▶ _Exercise data_:
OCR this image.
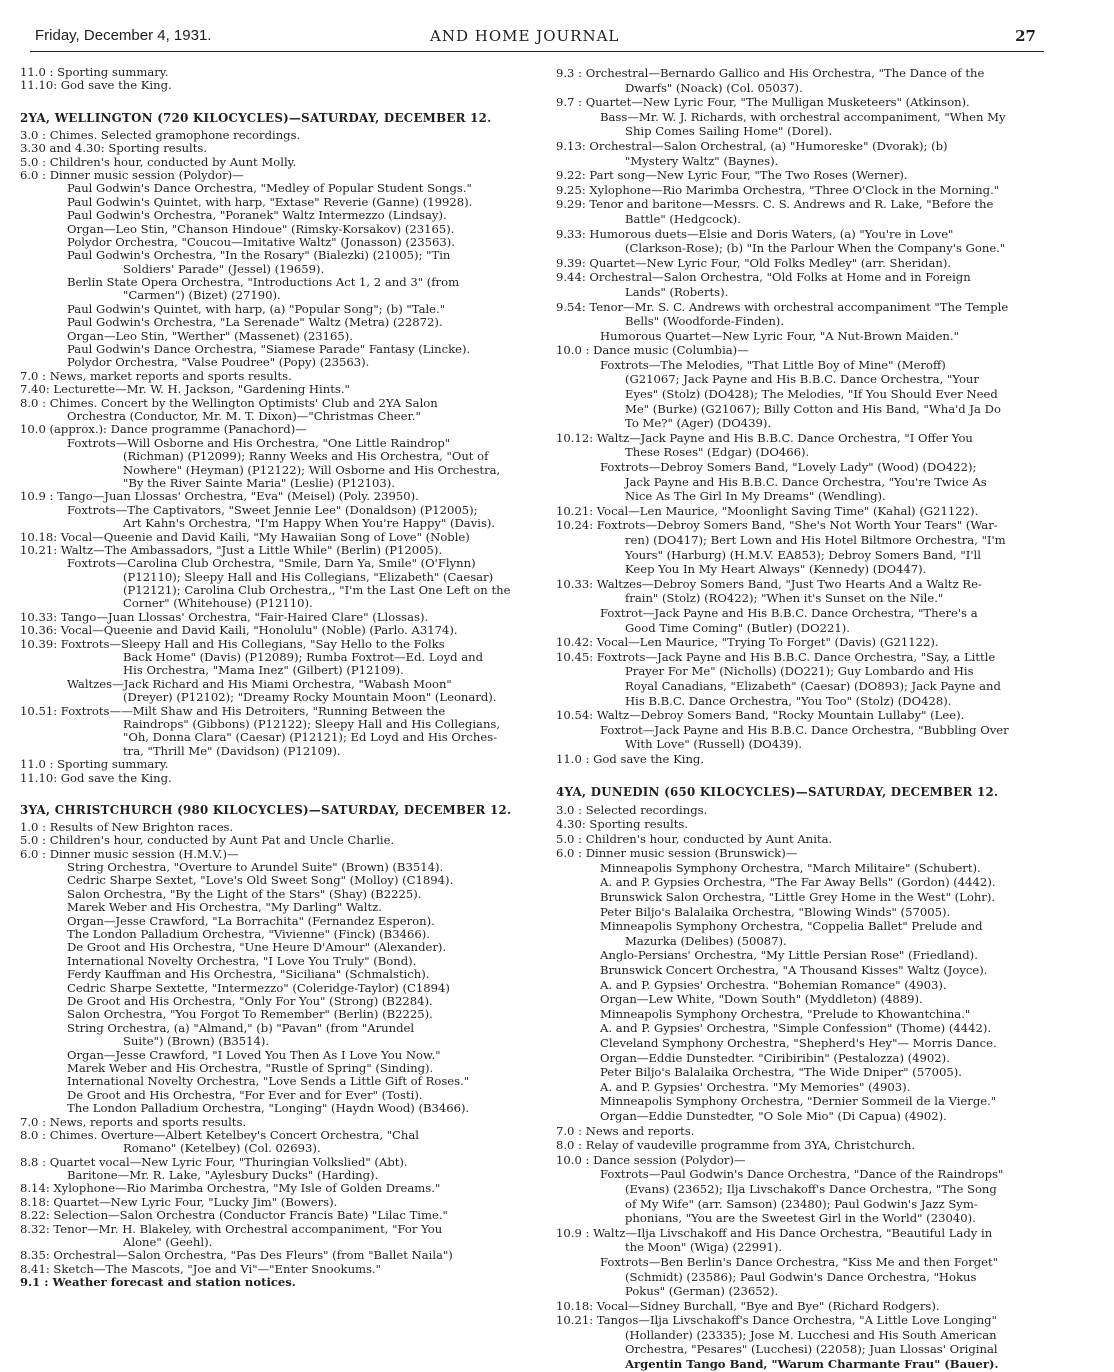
Friday, December 4, 1931.	AND HOME JOURNAL	27
11.0 : Sporting summary.
11.10: God save the King.
2YA, WELLINGTON (720 KILOCYCLES)—SATURDAY, DECEMBER 12.
3.0 : Chimes. Selected gramophone recordings.
3.30 and 4.30: Sporting results.
5.0 : Children's hour, conducted by Aunt Molly.
6.0 : Dinner music session (Polydor)—
Paul Godwin's Dance Orchestra, "Medley of Popular Student Songs."
Paul Godwin's Quintet, with harp, "Extase" Reverie (Ganne) (19928).
Paul Godwin's Orchestra, "Poranek" Waltz Intermezzo (Lindsay).
Organ—Leo Stin, "Chanson Hindoue" (Rimsky-Korsakov) (23165).
Polydor Orchestra, "Coucou—Imitative Waltz" (Jonasson) (23563).
Paul Godwin's Orchestra, "In the Rosary" (Bialezki) (21005); "Tin
Soldiers' Parade" (Jessel) (19659).
Berlin State Opera Orchestra, "Introductions Act 1, 2 and 3" (from
"Carmen") (Bizet) (27190).
Paul Godwin's Quintet, with harp, (a) "Popular Song"; (b) "Tale."
Paul Godwin's Orchestra, "La Serenade" Waltz (Metra) (22872).
Organ—Leo Stin, "Werther" (Massenet) (23165).
Paul Godwin's Dance Orchestra, "Siamese Parade" Fantasy (Lincke).
Polydor Orchestra, "Valse Poudree" (Popy) (23563).
7.0 : News, market reports and sports results.
7.40: Lecturette—Mr. W. H. Jackson, "Gardening Hints."
8.0 : Chimes. Concert by the Wellington Optimists' Club and 2YA Salon
Orchestra (Conductor, Mr. M. T. Dixon)—"Christmas Cheer."
10.0 (approx.): Dance programme (Panachord)—
Foxtrots—Will Osborne and His Orchestra, "One Little Raindrop"
(Richman) (P12099); Ranny Weeks and His Orchestra, "Out of
Nowhere" (Heyman) (P12122); Will Osborne and His Orchestra,
"By the River Sainte Maria" (Leslie) (P12103).
10.9 : Tango—Juan Llossas' Orchestra, "Eva" (Meisel) (Poly. 23950).
Foxtrots—The Captivators, "Sweet Jennie Lee" (Donaldson) (P12005);
Art Kahn's Orchestra, "I'm Happy When You're Happy" (Davis).
10.18: Vocal—Queenie and David Kaili, "My Hawaiian Song of Love" (Noble)
10.21: Waltz—The Ambassadors, "Just a Little While" (Berlin) (P12005).
Foxtrots—Carolina Club Orchestra, "Smile, Darn Ya, Smile" (O'Flynn)
(P12110); Sleepy Hall and His Collegians, "Elizabeth" (Caesar)
(P12121); Carolina Club Orchestra,, "I'm the Last One Left on the
Corner" (Whitehouse) (P12110).
10.33: Tango—Juan Llossas' Orchestra, "Fair-Haired Clare" (Llossas).
10.36: Vocal—Queenie and David Kaili, "Honolulu" (Noble) (Parlo. A3174).
10.39: Foxtrots—Sleepy Hall and His Collegians, "Say Hello to the Folks
Back Home" (Davis) (P12089); Rumba Foxtrot—Ed. Loyd and
His Orchestra, "Mama Inez" (Gilbert) (P12109).
Waltzes—Jack Richard and His Miami Orchestra, "Wabash Moon"
(Dreyer) (P12102); "Dreamy Rocky Mountain Moon" (Leonard).
10.51: Foxtrots——Milt Shaw and His Detroiters, "Running Between the
Raindrops" (Gibbons) (P12122); Sleepy Hall and His Collegians,
"Oh, Donna Clara" (Caesar) (P12121); Ed Loyd and His Orches-
tra, "Thrill Me" (Davidson) (P12109).
11.0 : Sporting summary.
11.10: God save the King.
3YA, CHRISTCHURCH (980 KILOCYCLES)—SATURDAY, DECEMBER 12.
1.0 : Results of New Brighton races.
5.0 : Children's hour, conducted by Aunt Pat and Uncle Charlie.
6.0 : Dinner music session (H.M.V.)—
String Orchestra, "Overture to Arundel Suite" (Brown) (B3514).
Cedric Sharpe Sextet, "Love's Old Sweet Song" (Molloy) (C1894).
Salon Orchestra, "By the Light of the Stars" (Shay) (B2225).
Marek Weber and His Orchestra, "My Darling" Waltz.
Organ—Jesse Crawford, "La Borrachita" (Fernandez Esperon).
The London Palladium Orchestra, "Vivienne" (Finck) (B3466).
De Groot and His Orchestra, "Une Heure D'Amour" (Alexander).
International Novelty Orchestra, "I Love You Truly" (Bond).
Ferdy Kauffman and His Orchestra, "Siciliana" (Schmalstich).
Cedric Sharpe Sextette, "Intermezzo" (Coleridge-Taylor) (C1894)
De Groot and His Orchestra, "Only For You" (Strong) (B2284).
Salon Orchestra, "You Forgot To Remember" (Berlin) (B2225).
String Orchestra, (a) "Almand," (b) "Pavan" (from "Arundel
Suite") (Brown) (B3514).
Organ—Jesse Crawford, "I Loved You Then As I Love You Now."
Marek Weber and His Orchestra, "Rustle of Spring" (Sinding).
International Novelty Orchestra, "Love Sends a Little Gift of Roses."
De Groot and His Orchestra, "For Ever and for Ever" (Tosti).
The London Palladium Orchestra, "Longing" (Haydn Wood) (B3466).
7.0 : News, reports and sports results.
8.0 : Chimes. Overture—Albert Ketelbey's Concert Orchestra, "Chal
Romano" (Ketelbey) (Col. 02693).
8.8 : Quartet vocal—New Lyric Four, "Thuringian Volkslied" (Abt).
Baritone—Mr. R. Lake, "Aylesbury Ducks" (Harding).
8.14: Xylophone—Rio Marimba Orchestra, "My Isle of Golden Dreams."
8.18: Quartet—New Lyric Four, "Lucky Jim" (Bowers).
8.22: Selection—Salon Orchestra (Conductor Francis Bate) "Lilac Time."
8.32: Tenor—Mr. H. Blakeley, with Orchestral accompaniment, "For You
Alone" (Geehl).
8.35: Orchestral—Salon Orchestra, "Pas Des Fleurs" (from "Ballet Naila")
8.41: Sketch—The Mascots, "Joe and Vi"—"Enter Snookums."
9.1 : Weather forecast and station notices.
9.3 : Orchestral—Bernardo Gallico and His Orchestra, "The Dance of the
Dwarfs" (Noack) (Col. 05037).
9.7 : Quartet—New Lyric Four, "The Mulligan Musketeers" (Atkinson).
Bass—Mr. W. J. Richards, with orchestral accompaniment, "When My
Ship Comes Sailing Home" (Dorel).
9.13: Orchestral—Salon Orchestral, (a) "Humoreske" (Dvorak); (b)
"Mystery Waltz" (Baynes).
9.22: Part song—New Lyric Four, "The Two Roses (Werner).
9.25: Xylophone—Rio Marimba Orchestra, "Three O'Clock in the Morning."
9.29: Tenor and baritone—Messrs. C. S. Andrews and R. Lake, "Before the
Battle" (Hedgcock).
9.33: Humorous duets—Elsie and Doris Waters, (a) "You're in Love"
(Clarkson-Rose); (b) "In the Parlour When the Company's Gone."
9.39: Quartet—New Lyric Four, "Old Folks Medley" (arr. Sheridan).
9.44: Orchestral—Salon Orchestra, "Old Folks at Home and in Foreign
Lands" (Roberts).
9.54: Tenor—Mr. S. C. Andrews with orchestral accompaniment "The Temple
Bells" (Woodforde-Finden).
Humorous Quartet—New Lyric Four, "A Nut-Brown Maiden."
10.0 : Dance music (Columbia)—
Foxtrots—The Melodies, "That Little Boy of Mine" (Meroff)
(G21067; Jack Payne and His B.B.C. Dance Orchestra, "Your
Eyes" (Stolz) (DO428); The Melodies, "If You Should Ever Need
Me" (Burke) (G21067); Billy Cotton and His Band, "Wha'd Ja Do
To Me?" (Ager) (DO439).
10.12: Waltz—Jack Payne and His B.B.C. Dance Orchestra, "I Offer You
These Roses" (Edgar) (DO466).
Foxtrots—Debroy Somers Band, "Lovely Lady" (Wood) (DO422);
Jack Payne and His B.B.C. Dance Orchestra, "You're Twice As
Nice As The Girl In My Dreams" (Wendling).
10.21: Vocal—Len Maurice, "Moonlight Saving Time" (Kahal) (G21122).
10.24: Foxtrots—Debroy Somers Band, "She's Not Worth Your Tears" (War-
ren) (DO417); Bert Lown and His Hotel Biltmore Orchestra, "I'm
Yours" (Harburg) (H.M.V. EA853); Debroy Somers Band, "I'll
Keep You In My Heart Always" (Kennedy) (DO447).
10.33: Waltzes—Debroy Somers Band, "Just Two Hearts And a Waltz Re-
frain" (Stolz) (RO422); "When it's Sunset on the Nile."
Foxtrot—Jack Payne and His B.B.C. Dance Orchestra, "There's a
Good Time Coming" (Butler) (DO221).
10.42: Vocal—Len Maurice, "Trying To Forget" (Davis) (G21122).
10.45: Foxtrots—Jack Payne and His B.B.C. Dance Orchestra, "Say, a Little
Prayer For Me" (Nicholls) (DO221); Guy Lombardo and His
Royal Canadians, "Elizabeth" (Caesar) (DO893); Jack Payne and
His B.B.C. Dance Orchestra, "You Too" (Stolz) (DO428).
10.54: Waltz—Debroy Somers Band, "Rocky Mountain Lullaby" (Lee).
Foxtrot—Jack Payne and His B.B.C. Dance Orchestra, "Bubbling Over
With Love" (Russell) (DO439).
11.0 : God save the King.
4YA, DUNEDIN (650 KILOCYCLES)—SATURDAY, DECEMBER 12.
3.0 : Selected recordings.
4.30: Sporting results.
5.0 : Children's hour, conducted by Aunt Anita.
6.0 : Dinner music session (Brunswick)—
Minneapolis Symphony Orchestra, "March Militaire" (Schubert).
A. and P. Gypsies Orchestra, "The Far Away Bells" (Gordon) (4442).
Brunswick Salon Orchestra, "Little Grey Home in the West" (Lohr).
Peter Biljo's Balalaika Orchestra, "Blowing Winds" (57005).
Minneapolis Symphony Orchestra, "Coppelia Ballet" Prelude and
Mazurka (Delibes) (50087).
Anglo-Persians' Orchestra, "My Little Persian Rose" (Friedland).
Brunswick Concert Orchestra, "A Thousand Kisses" Waltz (Joyce).
A. and P. Gypsies' Orchestra. "Bohemian Romance" (4903).
Organ—Lew White, "Down South" (Myddleton) (4889).
Minneapolis Symphony Orchestra, "Prelude to Khowantchina."
A. and P. Gypsies' Orchestra, "Simple Confession" (Thome) (4442).
Cleveland Symphony Orchestra, "Shepherd's Hey"— Morris Dance.
Organ—Eddie Dunstedter. "Ciribiribin" (Pestalozza) (4902).
Peter Biljo's Balalaika Orchestra, "The Wide Dniper" (57005).
A. and P. Gypsies' Orchestra. "My Memories" (4903).
Minneapolis Symphony Orchestra, "Dernier Sommeil de la Vierge."
Organ—Eddie Dunstedter, "O Sole Mio" (Di Capua) (4902).
7.0 : News and reports.
8.0 : Relay of vaudeville programme from 3YA, Christchurch.
10.0 : Dance session (Polydor)—
Foxtrots—Paul Godwin's Dance Orchestra, "Dance of the Raindrops"
(Evans) (23652); Ilja Livschakoff's Dance Orchestra, "The Song
of My Wife" (arr. Samson) (23480); Paul Godwin's Jazz Sym-
phonians, "You are the Sweetest Girl in the World" (23040).
10.9 : Waltz—Ilja Livschakoff and His Dance Orchestra, "Beautiful Lady in
the Moon" (Wiga) (22991).
Foxtrots—Ben Berlin's Dance Orchestra, "Kiss Me and then Forget"
(Schmidt) (23586); Paul Godwin's Dance Orchestra, "Hokus
Pokus" (German) (23652).
10.18: Vocal—Sidney Burchall, "Bye and Bye" (Richard Rodgers).
10.21: Tangos—Ilja Livschakoff's Dance Orchestra, "A Little Love Longing"
(Hollander) (23335); Jose M. Lucchesi and His South American
Orchestra, "Pesares" (Lucchesi) (22058); Juan Llossas' Original
Argentin Tango Band, "Warum Charmante Frau" (Bauer).
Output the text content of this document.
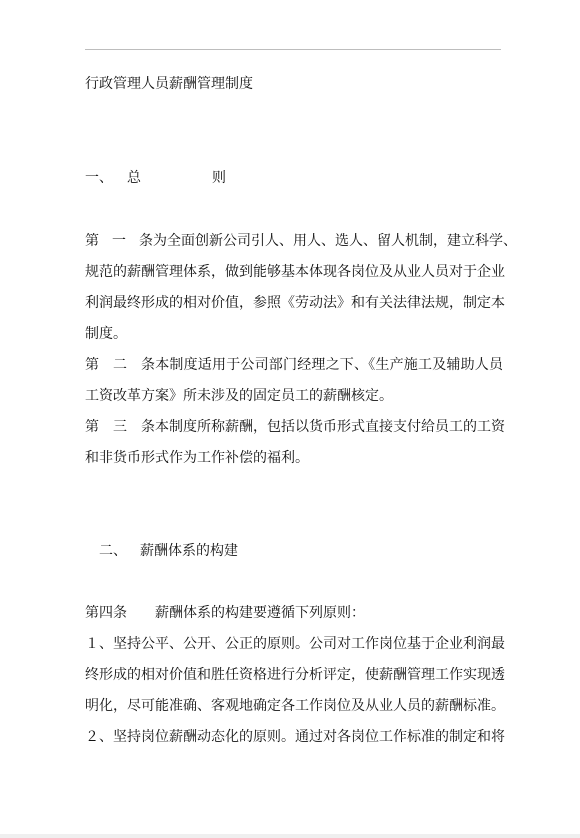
行政管理人员薪酬管理制度
一、 总	则
第一条为全面创新公司引人、用人、选人、留人机制，建立科学、
规范的薪酬管理体系，做到能够基本体现各岗位及从业人员对于企业
利润最终形成的相对价值，参照《劳动法》和有关法律法规，制定本
制度。
第二条本制度适用于公司部门经理之下、《生产施工及辅助人员
工资改革方案》所未涉及的固定员工的薪酬核定。
第三条本制度所称薪酬，包括以货币形式直接支付给员工的工资
和非货币形式作为工作补偿的福利。
二、 薪酬体系的构建
第四条 薪酬体系的构建要遵循下列原则：
１、坚持公平、公开、公正的原则。公司对工作岗位基于企业利润最
终形成的相对价值和胜任资格进行分析评定，使薪酬管理工作实现透
明化，尽可能准确、客观地确定各工作岗位及从业人员的薪酬标准。
２、坚持岗位薪酬动态化的原则。通过对各岗位工作标准的制定和将
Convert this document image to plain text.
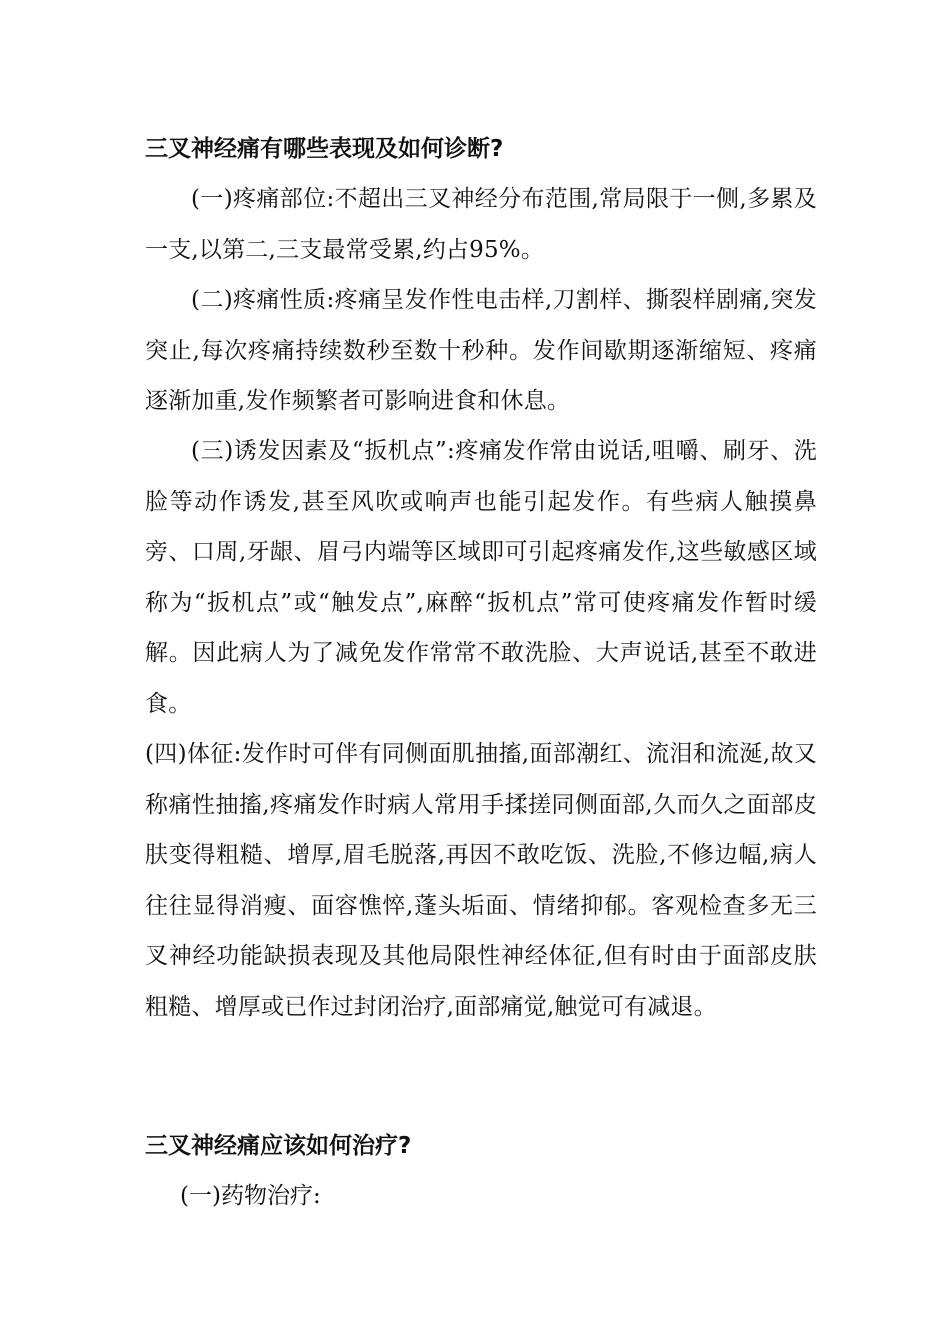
三叉神经痛有哪些表现及如何诊断?
(一)疼痛部位:不超出三叉神经分布范围,常局限于一侧,多累及一支,以第二,三支最常受累,约占95%。
(二)疼痛性质:疼痛呈发作性电击样,刀割样、撕裂样剧痛,突发突止,每次疼痛持续数秒至数十秒种。发作间歇期逐渐缩短、疼痛逐渐加重,发作频繁者可影响进食和休息。
(三)诱发因素及“扳机点”:疼痛发作常由说话,咀嚼、刷牙、洗脸等动作诱发,甚至风吹或响声也能引起发作。有些病人触摸鼻旁、口周,牙龈、眉弓内端等区域即可引起疼痛发作,这些敏感区域称为“扳机点”或“触发点”,麻醉“扳机点”常可使疼痛发作暂时缓解。因此病人为了减免发作常常不敢洗脸、大声说话,甚至不敢进食。
(四)体征:发作时可伴有同侧面肌抽搐,面部潮红、流泪和流涎,故又称痛性抽搐,疼痛发作时病人常用手揉搓同侧面部,久而久之面部皮肤变得粗糙、增厚,眉毛脱落,再因不敢吃饭、洗脸,不修边幅,病人往往显得消瘦、面容憔悴,蓬头垢面、情绪抑郁。客观检查多无三叉神经功能缺损表现及其他局限性神经体征,但有时由于面部皮肤粗糙、增厚或已作过封闭治疗,面部痛觉,触觉可有减退。
三叉神经痛应该如何治疗?
(一)药物治疗:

▶ _Work to be completed_:
From the entries above, copy every line where the word "Queenie" shows up.

▶ _Answer to the problem_:
10.18: Vocal—Queenie and David Kaili, "My Hawaiian Song of Love" (Noble)
10.36: Vocal—Queenie and David Kaili, "Honolulu" (Noble) (Parlo. A3174).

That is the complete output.